- **WHAT TO DO**: Each line of the listing must be transcribed exactly, except for the images, which should be excluded.

**** MATERIAL SHOWN

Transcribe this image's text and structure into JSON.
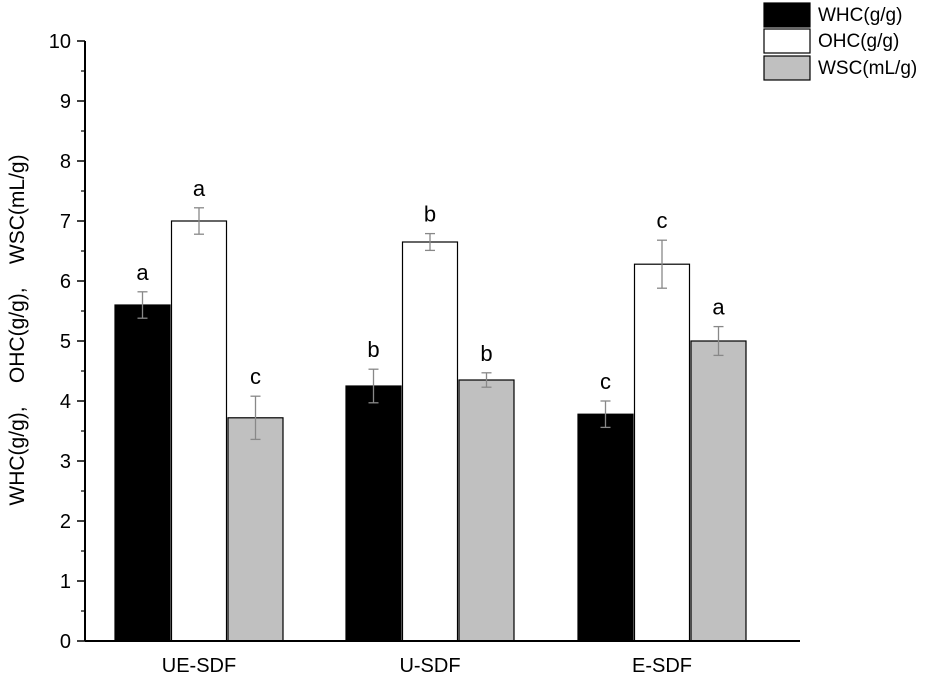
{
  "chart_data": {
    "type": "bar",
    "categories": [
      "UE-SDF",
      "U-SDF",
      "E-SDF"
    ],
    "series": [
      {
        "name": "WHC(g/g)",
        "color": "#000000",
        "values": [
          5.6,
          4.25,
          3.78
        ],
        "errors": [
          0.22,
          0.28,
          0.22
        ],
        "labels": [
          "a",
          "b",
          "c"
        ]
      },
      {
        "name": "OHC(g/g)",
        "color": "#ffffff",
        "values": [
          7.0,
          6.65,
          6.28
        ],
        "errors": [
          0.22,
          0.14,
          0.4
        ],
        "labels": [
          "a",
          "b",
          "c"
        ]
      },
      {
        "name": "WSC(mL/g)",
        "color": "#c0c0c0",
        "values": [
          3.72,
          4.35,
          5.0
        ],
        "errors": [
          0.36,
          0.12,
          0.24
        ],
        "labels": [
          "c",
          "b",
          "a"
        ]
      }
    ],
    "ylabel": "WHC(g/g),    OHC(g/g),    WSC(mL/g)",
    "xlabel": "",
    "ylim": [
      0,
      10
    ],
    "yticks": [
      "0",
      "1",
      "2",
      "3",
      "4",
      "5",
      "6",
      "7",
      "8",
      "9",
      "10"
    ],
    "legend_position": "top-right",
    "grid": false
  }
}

********

- **COMPLETE ANSWER**:
Transcribe this image's text and structure into JSON.
{
  "chart_data": {
    "type": "bar",
    "categories": [
      "UE-SDF",
      "U-SDF",
      "E-SDF"
    ],
    "series": [
      {
        "name": "WHC(g/g)",
        "color": "#000000",
        "values": [
          5.6,
          4.25,
          3.78
        ],
        "errors": [
          0.22,
          0.28,
          0.22
        ],
        "labels": [
          "a",
          "b",
          "c"
        ]
      },
      {
        "name": "OHC(g/g)",
        "color": "#ffffff",
        "values": [
          7.0,
          6.65,
          6.28
        ],
        "errors": [
          0.22,
          0.14,
          0.4
        ],
        "labels": [
          "a",
          "b",
          "c"
        ]
      },
      {
        "name": "WSC(mL/g)",
        "color": "#c0c0c0",
        "values": [
          3.72,
          4.35,
          5.0
        ],
        "errors": [
          0.36,
          0.12,
          0.24
        ],
        "labels": [
          "c",
          "b",
          "a"
        ]
      }
    ],
    "ylabel": "WHC(g/g),    OHC(g/g),    WSC(mL/g)",
    "xlabel": "",
    "ylim": [
      0,
      10
    ],
    "yticks": [
      "0",
      "1",
      "2",
      "3",
      "4",
      "5",
      "6",
      "7",
      "8",
      "9",
      "10"
    ],
    "legend_position": "top-right",
    "grid": false
  }
}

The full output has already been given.